== Supplied records ==
========================

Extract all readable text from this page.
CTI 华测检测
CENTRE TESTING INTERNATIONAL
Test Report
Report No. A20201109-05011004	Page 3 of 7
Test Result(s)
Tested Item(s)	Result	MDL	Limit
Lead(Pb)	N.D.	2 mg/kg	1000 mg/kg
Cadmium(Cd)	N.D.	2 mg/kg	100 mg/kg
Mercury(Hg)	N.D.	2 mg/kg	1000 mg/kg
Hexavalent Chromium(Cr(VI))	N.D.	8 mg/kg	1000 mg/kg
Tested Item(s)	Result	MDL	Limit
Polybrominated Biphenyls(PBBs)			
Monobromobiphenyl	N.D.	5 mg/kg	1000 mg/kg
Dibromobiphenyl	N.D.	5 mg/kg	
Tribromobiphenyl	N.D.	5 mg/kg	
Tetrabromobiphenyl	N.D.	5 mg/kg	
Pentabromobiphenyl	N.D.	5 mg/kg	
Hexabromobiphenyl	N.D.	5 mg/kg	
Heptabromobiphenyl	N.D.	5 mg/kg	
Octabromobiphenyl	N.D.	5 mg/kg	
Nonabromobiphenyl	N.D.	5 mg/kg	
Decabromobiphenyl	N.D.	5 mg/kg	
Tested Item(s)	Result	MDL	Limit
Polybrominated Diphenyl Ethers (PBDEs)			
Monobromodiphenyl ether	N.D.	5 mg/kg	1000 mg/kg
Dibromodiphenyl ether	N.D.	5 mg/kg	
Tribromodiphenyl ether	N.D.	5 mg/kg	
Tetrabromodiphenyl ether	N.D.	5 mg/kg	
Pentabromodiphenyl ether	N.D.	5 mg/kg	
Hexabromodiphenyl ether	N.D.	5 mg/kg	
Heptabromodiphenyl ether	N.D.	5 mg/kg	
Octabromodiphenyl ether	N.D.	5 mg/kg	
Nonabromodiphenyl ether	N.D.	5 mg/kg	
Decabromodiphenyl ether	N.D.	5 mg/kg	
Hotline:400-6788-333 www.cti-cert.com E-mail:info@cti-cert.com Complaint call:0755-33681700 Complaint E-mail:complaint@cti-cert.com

========================

== Work to do ==
Copy every record above exactly as it appears.

== Solution to this task ==
Extract all readable text from this page.
CTI 华测检测
CENTRE TESTING INTERNATIONAL
Test Report
Report No. A20201109-05011004	Page 3 of 7
Test Result(s)
Tested Item(s)	Result	MDL	Limit
Lead(Pb)	N.D.	2 mg/kg	1000 mg/kg
Cadmium(Cd)	N.D.	2 mg/kg	100 mg/kg
Mercury(Hg)	N.D.	2 mg/kg	1000 mg/kg
Hexavalent Chromium(Cr(VI))	N.D.	8 mg/kg	1000 mg/kg
Tested Item(s)	Result	MDL	Limit
Polybrominated Biphenyls(PBBs)			
Monobromobiphenyl	N.D.	5 mg/kg	1000 mg/kg
Dibromobiphenyl	N.D.	5 mg/kg	
Tribromobiphenyl	N.D.	5 mg/kg	
Tetrabromobiphenyl	N.D.	5 mg/kg	
Pentabromobiphenyl	N.D.	5 mg/kg	
Hexabromobiphenyl	N.D.	5 mg/kg	
Heptabromobiphenyl	N.D.	5 mg/kg	
Octabromobiphenyl	N.D.	5 mg/kg	
Nonabromobiphenyl	N.D.	5 mg/kg	
Decabromobiphenyl	N.D.	5 mg/kg	
Tested Item(s)	Result	MDL	Limit
Polybrominated Diphenyl Ethers (PBDEs)			
Monobromodiphenyl ether	N.D.	5 mg/kg	1000 mg/kg
Dibromodiphenyl ether	N.D.	5 mg/kg	
Tribromodiphenyl ether	N.D.	5 mg/kg	
Tetrabromodiphenyl ether	N.D.	5 mg/kg	
Pentabromodiphenyl ether	N.D.	5 mg/kg	
Hexabromodiphenyl ether	N.D.	5 mg/kg	
Heptabromodiphenyl ether	N.D.	5 mg/kg	
Octabromodiphenyl ether	N.D.	5 mg/kg	
Nonabromodiphenyl ether	N.D.	5 mg/kg	
Decabromodiphenyl ether	N.D.	5 mg/kg	
Hotline:400-6788-333 www.cti-cert.com E-mail:info@cti-cert.com Complaint call:0755-33681700 Complaint E-mail:complaint@cti-cert.com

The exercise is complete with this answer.